Problems to solve
• a. In the stock market report, by what percentage did Nvidia shares decline?
• b. Pick up the stock market report after its last sentence and continue it.

Provided text
········

A decline in tech shares pushed the major indexes lower on Monday as Wall Street tried to regain its footing after last week’s sharp losses.
The S&P 500 dipped 0.6 percent to 2,750.79 as the tech sector fell more than 1.5 percent. The tech-heavy Nasdaq Composite dropped 0.9 percent to close at 7,430.74. The Dow Jones Industrial Average closed 89.44 points lower at 25,250.55.
Apple and Netflix pulled back more than 1.8 percent each. Netflix fell after Goldman Sachs and Raymond James slashed its price targets on the video-streaming giant. Apple dropped after Goldman Sachs said the tech giant’s earnings could fall short this year as demand in China slows. Amazon, Microsoft and Alphabet also traded lower.
Chipmarkers also fell. The VanEck Vectors Semiconductor ETF (SMH) declined 1.1 percent, led by a 4.5 percent decline in Nvidia.
The major averages gyrated between positive and negative territory throughout the session. At its high of the day, the Dow rose as much as 142.43 points; it also fell as much as 96.11 points.
“You have an oversold condition and the market knows it should try to find a bottom,” said Robert Pavlik, chief investment strategist at SlateStone Wealth. “But you have a crosscurrent of factors that’s preventing it from doing that.” These factors include interest rates and earnings, he said.
“Valuations are attractive, but this crosscurrent keeps people from feeling like this is a bottom they can trust,” Pavlik added.
The major indexes registered their worst weekly losses since March last week as interest rates jumped to multiyear highs. The 10-year Treasury note yield rose to 3.261 percent last week before trading around 3.15 percent on Monday. Investors fretted that a sharp rise in yields would lead to higher borrowing costs and ultimately slow down the world economy.
“Certainly, the bond market is suffering from rising inflation anxieties,” said Jim Paulsen, chief investment strategist at The Leuthold Group, in a note to clients. “Investors face a significant risk that only their grandparents had to deal with—a bond market potentially demanding a larger inflation buffer.”

········

Dataset extract
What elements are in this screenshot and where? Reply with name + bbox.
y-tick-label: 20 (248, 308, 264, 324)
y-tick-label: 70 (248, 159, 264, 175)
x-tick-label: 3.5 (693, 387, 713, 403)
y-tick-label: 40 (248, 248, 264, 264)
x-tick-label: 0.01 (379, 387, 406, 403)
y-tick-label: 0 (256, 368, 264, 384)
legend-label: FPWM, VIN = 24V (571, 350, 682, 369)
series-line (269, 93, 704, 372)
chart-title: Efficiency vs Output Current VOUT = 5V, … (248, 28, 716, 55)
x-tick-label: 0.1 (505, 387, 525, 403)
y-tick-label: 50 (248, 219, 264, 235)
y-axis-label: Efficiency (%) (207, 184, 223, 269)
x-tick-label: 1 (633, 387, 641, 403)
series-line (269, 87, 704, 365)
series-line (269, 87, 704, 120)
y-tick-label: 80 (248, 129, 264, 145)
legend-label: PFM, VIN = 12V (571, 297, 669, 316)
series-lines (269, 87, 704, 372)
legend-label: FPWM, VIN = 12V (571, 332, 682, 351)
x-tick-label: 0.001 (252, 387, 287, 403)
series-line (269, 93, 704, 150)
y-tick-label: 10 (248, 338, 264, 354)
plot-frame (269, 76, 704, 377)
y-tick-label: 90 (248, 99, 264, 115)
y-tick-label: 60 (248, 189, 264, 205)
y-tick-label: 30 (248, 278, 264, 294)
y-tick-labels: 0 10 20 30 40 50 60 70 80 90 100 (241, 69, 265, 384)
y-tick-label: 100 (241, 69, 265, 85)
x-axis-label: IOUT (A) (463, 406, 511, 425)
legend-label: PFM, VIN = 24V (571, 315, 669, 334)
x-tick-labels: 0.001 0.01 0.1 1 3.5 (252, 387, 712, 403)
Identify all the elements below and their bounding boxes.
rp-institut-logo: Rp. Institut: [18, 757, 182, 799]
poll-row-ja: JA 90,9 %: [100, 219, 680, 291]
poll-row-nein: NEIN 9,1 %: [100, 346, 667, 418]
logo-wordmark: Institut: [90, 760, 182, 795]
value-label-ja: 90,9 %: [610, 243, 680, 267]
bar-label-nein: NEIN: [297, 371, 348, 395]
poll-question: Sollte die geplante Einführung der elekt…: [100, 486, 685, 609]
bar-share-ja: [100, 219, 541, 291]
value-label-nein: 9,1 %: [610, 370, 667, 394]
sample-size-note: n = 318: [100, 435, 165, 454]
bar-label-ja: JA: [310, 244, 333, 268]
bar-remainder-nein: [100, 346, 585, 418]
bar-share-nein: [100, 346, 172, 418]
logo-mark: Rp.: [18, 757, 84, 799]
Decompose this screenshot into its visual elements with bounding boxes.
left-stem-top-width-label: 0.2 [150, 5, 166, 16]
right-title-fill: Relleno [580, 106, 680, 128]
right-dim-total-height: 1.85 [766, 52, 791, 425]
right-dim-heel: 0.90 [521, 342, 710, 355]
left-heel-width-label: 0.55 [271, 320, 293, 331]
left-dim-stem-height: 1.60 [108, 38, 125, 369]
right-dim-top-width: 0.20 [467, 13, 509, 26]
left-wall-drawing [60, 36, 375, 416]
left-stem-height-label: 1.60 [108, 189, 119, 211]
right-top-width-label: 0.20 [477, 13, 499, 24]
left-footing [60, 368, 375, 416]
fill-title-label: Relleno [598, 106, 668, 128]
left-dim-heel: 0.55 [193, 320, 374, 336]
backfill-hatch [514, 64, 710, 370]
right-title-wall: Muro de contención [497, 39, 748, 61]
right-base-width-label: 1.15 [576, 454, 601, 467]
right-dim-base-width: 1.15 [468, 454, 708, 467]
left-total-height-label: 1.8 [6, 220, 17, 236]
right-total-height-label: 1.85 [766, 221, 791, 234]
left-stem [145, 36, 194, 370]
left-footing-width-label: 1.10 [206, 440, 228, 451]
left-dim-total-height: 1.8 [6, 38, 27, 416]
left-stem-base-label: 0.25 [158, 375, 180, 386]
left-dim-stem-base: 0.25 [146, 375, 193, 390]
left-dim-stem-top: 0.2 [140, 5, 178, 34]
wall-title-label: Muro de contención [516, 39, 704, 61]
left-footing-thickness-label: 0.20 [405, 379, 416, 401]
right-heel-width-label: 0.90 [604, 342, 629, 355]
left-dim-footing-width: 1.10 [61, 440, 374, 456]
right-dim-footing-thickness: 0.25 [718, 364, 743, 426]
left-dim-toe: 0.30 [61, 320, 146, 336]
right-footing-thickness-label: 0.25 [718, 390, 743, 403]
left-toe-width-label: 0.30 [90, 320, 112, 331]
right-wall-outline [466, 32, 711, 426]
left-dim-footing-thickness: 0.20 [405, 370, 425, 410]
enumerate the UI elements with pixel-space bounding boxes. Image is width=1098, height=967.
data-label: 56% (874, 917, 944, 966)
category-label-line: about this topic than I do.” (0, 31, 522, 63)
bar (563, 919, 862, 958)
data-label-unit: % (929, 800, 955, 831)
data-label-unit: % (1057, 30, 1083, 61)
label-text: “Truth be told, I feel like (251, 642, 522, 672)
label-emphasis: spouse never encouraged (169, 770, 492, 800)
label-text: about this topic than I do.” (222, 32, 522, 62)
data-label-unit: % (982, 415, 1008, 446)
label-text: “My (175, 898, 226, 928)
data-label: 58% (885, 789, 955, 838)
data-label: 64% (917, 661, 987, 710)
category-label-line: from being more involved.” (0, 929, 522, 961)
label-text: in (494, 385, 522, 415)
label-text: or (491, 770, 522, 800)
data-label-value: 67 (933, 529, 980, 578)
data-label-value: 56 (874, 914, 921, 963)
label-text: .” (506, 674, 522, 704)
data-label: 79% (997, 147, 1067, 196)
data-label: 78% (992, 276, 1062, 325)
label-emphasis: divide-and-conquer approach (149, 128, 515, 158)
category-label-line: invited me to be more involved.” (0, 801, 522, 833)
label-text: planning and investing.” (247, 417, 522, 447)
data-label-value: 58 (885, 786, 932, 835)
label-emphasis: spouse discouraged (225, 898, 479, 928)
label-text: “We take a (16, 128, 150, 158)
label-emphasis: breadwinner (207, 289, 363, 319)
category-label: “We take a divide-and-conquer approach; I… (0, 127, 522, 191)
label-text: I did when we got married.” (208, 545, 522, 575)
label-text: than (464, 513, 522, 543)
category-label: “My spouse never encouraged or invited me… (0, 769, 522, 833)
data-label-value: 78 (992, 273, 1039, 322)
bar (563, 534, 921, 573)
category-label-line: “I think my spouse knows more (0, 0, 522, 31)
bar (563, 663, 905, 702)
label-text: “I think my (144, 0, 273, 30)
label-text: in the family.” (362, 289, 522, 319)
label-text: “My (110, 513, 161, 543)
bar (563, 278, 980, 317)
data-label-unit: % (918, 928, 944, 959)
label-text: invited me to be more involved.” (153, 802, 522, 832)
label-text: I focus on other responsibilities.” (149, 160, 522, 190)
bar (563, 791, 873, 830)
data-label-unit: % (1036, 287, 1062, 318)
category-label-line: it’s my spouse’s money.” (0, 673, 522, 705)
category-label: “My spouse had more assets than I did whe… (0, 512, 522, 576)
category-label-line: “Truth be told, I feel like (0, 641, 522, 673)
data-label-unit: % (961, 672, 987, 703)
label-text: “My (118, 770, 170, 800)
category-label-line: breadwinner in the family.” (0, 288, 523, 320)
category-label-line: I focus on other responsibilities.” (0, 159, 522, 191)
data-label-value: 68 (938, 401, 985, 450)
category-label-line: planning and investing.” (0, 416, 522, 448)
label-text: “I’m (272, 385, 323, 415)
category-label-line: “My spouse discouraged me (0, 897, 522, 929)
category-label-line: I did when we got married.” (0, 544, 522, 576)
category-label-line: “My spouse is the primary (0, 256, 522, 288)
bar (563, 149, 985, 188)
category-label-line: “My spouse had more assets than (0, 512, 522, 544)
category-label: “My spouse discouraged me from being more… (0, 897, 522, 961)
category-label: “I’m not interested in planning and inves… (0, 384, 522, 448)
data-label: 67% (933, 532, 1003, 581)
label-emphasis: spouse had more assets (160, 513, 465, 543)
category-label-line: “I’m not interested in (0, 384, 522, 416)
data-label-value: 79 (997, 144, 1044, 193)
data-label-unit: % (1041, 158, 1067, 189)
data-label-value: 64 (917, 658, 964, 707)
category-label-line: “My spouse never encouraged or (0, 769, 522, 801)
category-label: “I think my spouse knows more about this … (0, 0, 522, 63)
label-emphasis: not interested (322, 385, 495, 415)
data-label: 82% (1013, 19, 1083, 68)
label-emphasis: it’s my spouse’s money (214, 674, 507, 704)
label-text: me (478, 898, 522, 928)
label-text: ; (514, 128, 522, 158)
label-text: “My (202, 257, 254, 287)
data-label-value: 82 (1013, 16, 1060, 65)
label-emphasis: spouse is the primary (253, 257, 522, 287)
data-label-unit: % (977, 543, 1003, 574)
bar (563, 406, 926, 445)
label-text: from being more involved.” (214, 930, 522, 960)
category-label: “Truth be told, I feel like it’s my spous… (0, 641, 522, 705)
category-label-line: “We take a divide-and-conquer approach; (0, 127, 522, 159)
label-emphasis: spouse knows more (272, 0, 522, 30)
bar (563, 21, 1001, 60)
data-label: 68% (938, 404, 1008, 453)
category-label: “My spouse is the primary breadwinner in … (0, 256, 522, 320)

········

Exercise results
• a. 4.5 percent

• b.
“Many believe inflation will only rise modestly in the balance of this recovery,” Paulsen said. “However, even a moderate acceleration in wage and consumer price inflation toward 3.5% to 4% could produce an outsized and surprisingly aggressive response from the bond market.”
Both the S&P 500 and Dow dropped more than 4 percent last week. The Nasdaq fell 3.7 percent. The S&P 500 also posted a third consecutive weekly loss, its longest such streak since June 2016.
Those declines were largely led by technology stocks, which had their worst week since March after falling 3.8 percent as a sector.
Goldman Sachs Chief U.S. Equity Strategist David Kostin said it is time to buy into growth stocks as last week’s sell-off is largely over.”We see limited further downside,” he said in a note. “Despite the recent sell-off, equity fundamentals are strong and we remain constructive on the path of the S&P 500.”
The recent moves come as the latest corporate earnings season kicks into high gear. Netflix, Morgan Stanley, Johnson & Johnson, Procter & Gamble and Honeywell are among the companies scheduled to release third-quarter earnings this week.
Bank of America reported better-than-expected earnings and revenue on Monday. The stock, however, fell 1.9 percent.
Expectations for this earnings season are high. Analysts polled by FactSet expect third-quarter S&P 500 profits to have expanded by 19 percent on a year-over-year basis.
In data, retail sales rose just 0.1 percent in September. Economists polled by Refinitiv expected a gain of 0.6 percent.